> GIVEN INSTRUCTION
Copy out all lines where "para" appears.

-=-=-=-=-

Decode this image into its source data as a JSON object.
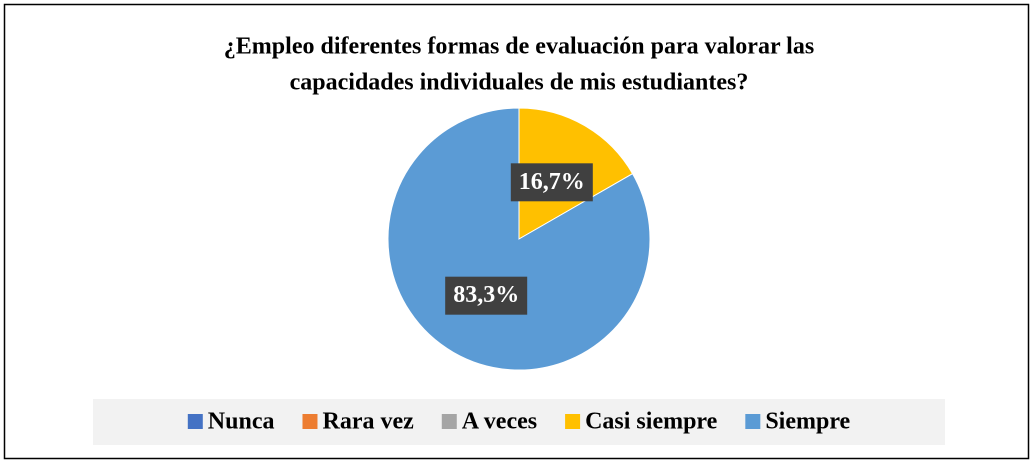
{
  "chart_data": {
    "type": "pie",
    "title": "¿Empleo diferentes formas de evaluación para valorar las capacidades individuales de mis estudiantes?",
    "title_lines": [
      "¿Empleo diferentes formas de evaluación para valorar las",
      "capacidades individuales de mis estudiantes?"
    ],
    "categories": [
      "Nunca",
      "Rara vez",
      "A veces",
      "Casi siempre",
      "Siempre"
    ],
    "values": [
      0,
      0,
      0,
      16.7,
      83.3
    ],
    "value_labels": [
      null,
      null,
      null,
      "16,7%",
      "83,3%"
    ],
    "colors": [
      "#4472C4",
      "#ED7D31",
      "#A5A5A5",
      "#FFC000",
      "#5B9BD5"
    ],
    "legend": "bottom"
  }
}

-=-=-=-=-

> TASK RESULT
    "title": "¿Empleo diferentes formas de evaluación para valorar las capacidades individuales de mis estudiantes?",
      "¿Empleo diferentes formas de evaluación para valorar las",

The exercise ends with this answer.